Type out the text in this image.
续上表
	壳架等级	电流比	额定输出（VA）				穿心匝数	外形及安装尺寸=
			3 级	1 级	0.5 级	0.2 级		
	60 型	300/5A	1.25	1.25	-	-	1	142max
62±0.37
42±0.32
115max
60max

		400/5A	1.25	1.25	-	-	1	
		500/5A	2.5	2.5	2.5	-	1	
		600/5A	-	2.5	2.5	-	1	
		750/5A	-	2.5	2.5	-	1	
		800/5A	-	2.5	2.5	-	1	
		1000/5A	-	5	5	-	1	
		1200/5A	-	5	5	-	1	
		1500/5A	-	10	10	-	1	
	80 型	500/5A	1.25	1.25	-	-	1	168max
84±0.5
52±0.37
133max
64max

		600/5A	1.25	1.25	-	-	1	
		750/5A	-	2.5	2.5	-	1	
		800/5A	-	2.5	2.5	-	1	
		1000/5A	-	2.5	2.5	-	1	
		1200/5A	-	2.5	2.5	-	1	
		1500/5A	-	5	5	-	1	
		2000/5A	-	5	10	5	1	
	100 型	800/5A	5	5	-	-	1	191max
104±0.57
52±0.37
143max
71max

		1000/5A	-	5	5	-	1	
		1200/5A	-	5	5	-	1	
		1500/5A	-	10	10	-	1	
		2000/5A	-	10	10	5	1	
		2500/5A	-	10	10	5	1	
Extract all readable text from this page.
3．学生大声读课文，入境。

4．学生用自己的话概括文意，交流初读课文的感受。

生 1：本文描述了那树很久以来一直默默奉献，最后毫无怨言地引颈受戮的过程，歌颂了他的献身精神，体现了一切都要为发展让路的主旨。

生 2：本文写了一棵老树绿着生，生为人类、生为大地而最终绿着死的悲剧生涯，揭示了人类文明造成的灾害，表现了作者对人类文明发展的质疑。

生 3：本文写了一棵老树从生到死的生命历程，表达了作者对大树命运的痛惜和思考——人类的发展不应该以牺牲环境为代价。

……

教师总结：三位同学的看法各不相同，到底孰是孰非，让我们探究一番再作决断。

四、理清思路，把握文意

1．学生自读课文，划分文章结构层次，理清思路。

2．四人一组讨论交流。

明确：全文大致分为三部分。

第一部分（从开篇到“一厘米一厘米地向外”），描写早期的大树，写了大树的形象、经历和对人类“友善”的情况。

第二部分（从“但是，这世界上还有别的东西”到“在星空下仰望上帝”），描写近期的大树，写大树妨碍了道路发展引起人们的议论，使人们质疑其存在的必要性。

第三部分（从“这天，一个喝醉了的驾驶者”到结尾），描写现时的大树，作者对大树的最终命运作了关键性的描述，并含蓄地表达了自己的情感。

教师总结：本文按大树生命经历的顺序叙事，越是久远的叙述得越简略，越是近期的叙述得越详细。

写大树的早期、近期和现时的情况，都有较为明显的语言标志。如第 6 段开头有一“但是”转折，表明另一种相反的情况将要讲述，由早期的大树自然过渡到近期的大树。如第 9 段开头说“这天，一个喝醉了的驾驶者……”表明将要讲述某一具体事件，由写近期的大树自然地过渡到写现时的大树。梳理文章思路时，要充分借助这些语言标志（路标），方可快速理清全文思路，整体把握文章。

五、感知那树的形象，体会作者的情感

--------------------------------------------------

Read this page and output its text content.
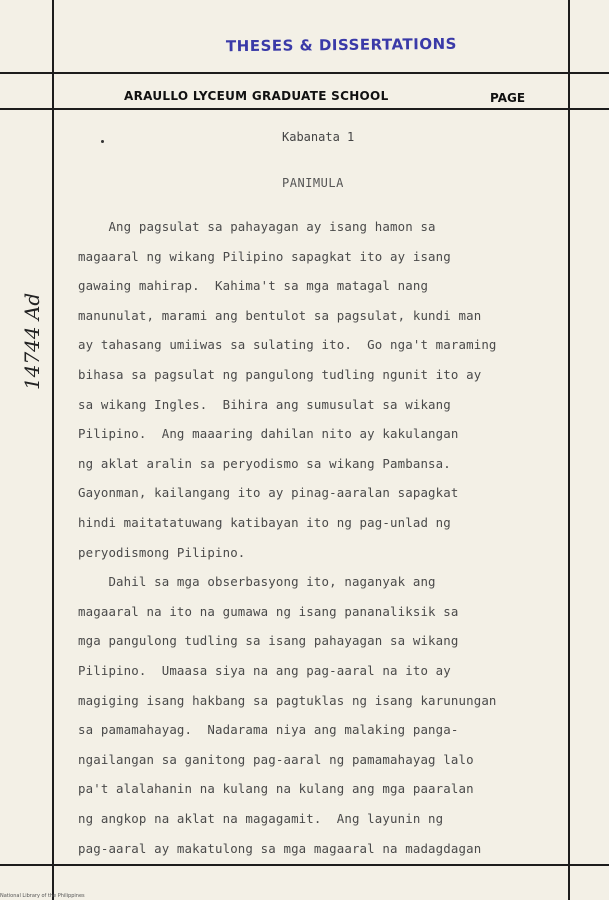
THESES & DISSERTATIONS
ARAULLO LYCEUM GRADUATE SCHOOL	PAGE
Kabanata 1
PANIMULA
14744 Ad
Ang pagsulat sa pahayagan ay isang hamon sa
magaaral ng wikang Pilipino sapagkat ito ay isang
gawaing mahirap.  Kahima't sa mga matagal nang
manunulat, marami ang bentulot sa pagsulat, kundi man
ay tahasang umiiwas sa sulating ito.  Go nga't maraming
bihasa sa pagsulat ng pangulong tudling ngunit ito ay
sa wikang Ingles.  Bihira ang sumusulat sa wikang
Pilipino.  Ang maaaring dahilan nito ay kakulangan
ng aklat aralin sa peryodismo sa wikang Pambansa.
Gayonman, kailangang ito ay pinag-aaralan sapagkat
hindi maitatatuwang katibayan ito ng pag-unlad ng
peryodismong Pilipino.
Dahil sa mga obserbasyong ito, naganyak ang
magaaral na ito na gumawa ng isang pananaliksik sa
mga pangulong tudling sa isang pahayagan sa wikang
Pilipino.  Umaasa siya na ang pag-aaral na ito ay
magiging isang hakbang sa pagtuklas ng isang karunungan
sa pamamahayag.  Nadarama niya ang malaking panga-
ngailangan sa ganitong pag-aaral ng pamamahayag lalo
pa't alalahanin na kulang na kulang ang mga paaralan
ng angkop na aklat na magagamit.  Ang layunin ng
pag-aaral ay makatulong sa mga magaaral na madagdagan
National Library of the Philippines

--------------------------------------------------

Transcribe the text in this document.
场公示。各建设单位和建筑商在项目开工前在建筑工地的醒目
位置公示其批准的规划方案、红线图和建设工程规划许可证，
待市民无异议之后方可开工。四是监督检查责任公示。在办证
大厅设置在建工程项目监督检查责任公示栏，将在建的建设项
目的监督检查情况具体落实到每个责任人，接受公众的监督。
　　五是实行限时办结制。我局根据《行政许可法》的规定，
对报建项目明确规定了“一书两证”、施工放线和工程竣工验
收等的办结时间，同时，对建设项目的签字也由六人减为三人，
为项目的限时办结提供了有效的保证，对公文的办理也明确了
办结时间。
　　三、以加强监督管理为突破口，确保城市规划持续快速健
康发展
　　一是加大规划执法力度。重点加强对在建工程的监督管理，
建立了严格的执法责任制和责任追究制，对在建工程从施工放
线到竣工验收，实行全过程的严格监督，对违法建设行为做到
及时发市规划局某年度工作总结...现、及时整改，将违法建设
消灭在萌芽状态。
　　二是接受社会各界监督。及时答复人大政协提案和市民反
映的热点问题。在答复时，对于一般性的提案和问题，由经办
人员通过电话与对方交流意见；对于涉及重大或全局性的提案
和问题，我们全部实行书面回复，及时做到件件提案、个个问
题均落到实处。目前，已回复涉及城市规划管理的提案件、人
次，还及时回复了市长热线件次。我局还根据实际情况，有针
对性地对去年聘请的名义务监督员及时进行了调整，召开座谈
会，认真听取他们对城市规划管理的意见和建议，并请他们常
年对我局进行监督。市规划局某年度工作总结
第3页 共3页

--------------------------------------------------

▶ _Goal of the exercise_
Every line containing the string "sapagkat" must be listed.

▶ _Response to the task_
magaaral ng wikang Pilipino sapagkat ito ay isang
Gayonman, kailangang ito ay pinag-aaralan sapagkat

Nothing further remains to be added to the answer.